[Collected data entries]
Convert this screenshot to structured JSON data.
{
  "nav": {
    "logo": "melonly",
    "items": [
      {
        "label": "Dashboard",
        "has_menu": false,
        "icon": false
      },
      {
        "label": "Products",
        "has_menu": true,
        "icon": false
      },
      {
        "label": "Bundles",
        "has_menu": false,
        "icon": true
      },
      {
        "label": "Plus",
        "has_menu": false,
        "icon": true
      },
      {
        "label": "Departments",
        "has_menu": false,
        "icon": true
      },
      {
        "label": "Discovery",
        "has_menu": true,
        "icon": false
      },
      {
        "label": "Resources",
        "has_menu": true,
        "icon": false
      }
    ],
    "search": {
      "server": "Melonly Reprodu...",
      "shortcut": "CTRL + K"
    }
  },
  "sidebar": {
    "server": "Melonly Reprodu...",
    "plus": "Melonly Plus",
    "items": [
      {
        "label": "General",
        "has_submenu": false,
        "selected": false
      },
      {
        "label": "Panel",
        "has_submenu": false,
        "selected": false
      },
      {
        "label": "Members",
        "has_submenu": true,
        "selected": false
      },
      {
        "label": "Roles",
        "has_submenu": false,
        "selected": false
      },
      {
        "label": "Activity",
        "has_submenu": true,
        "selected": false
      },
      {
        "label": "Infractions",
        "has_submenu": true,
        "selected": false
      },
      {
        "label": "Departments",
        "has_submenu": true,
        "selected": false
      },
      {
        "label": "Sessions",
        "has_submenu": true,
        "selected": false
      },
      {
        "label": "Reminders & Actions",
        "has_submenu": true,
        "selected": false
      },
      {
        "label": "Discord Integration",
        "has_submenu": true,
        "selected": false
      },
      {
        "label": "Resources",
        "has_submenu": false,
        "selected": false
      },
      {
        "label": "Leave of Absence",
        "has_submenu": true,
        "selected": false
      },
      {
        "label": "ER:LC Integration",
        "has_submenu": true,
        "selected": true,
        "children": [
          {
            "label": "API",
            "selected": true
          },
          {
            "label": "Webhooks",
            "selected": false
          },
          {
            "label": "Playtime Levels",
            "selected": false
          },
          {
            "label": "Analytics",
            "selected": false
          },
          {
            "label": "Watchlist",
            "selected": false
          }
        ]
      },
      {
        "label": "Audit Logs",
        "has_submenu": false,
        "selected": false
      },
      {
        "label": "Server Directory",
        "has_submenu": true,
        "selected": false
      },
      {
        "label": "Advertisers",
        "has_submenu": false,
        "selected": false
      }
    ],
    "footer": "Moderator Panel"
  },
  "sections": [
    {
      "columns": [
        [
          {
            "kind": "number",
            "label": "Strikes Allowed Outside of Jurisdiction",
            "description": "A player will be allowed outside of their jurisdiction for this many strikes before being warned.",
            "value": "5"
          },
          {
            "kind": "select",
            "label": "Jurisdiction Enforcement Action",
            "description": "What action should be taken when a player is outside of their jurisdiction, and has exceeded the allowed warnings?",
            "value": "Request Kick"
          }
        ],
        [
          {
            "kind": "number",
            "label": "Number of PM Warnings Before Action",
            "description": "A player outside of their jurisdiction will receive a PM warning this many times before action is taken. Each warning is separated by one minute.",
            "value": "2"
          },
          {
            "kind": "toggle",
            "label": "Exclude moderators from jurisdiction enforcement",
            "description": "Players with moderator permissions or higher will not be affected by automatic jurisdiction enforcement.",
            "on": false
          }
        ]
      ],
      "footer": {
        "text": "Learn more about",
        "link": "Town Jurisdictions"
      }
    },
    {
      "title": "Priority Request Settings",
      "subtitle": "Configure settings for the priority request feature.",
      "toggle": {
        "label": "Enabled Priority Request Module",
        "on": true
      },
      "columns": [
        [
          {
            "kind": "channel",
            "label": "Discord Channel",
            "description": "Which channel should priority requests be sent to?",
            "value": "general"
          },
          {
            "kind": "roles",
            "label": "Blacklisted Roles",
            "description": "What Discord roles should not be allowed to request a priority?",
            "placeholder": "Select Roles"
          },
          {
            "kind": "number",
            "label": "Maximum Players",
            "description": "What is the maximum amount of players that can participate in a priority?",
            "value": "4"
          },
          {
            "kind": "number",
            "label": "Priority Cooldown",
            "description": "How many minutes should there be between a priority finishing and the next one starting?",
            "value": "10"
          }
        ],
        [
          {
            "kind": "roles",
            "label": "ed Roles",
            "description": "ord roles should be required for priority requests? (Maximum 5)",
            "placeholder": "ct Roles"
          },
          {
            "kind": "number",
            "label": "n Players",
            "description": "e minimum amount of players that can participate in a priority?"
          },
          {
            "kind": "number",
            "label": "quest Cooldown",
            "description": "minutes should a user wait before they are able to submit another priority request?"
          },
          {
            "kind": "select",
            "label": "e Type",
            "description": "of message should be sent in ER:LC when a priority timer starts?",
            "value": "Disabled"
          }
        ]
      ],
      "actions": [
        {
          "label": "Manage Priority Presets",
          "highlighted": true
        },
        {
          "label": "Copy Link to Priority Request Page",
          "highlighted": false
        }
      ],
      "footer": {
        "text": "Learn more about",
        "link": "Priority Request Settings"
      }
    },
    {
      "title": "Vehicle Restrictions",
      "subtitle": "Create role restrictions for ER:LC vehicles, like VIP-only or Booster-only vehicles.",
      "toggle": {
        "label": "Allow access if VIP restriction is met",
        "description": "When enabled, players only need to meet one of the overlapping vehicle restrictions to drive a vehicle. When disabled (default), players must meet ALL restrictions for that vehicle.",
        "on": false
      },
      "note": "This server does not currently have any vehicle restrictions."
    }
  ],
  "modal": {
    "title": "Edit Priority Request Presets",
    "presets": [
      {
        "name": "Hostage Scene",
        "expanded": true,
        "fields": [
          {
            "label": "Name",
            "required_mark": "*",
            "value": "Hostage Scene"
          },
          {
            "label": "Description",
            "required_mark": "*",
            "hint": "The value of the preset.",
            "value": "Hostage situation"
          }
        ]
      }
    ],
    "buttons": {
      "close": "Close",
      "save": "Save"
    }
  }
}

▸ **DIRECTIVE**
From the entries above, extract each line containing "Reprodu".

▸ **THE COMPLETED TASK**
      "server": "Melonly Reprodu...",
    "server": "Melonly Reprodu...",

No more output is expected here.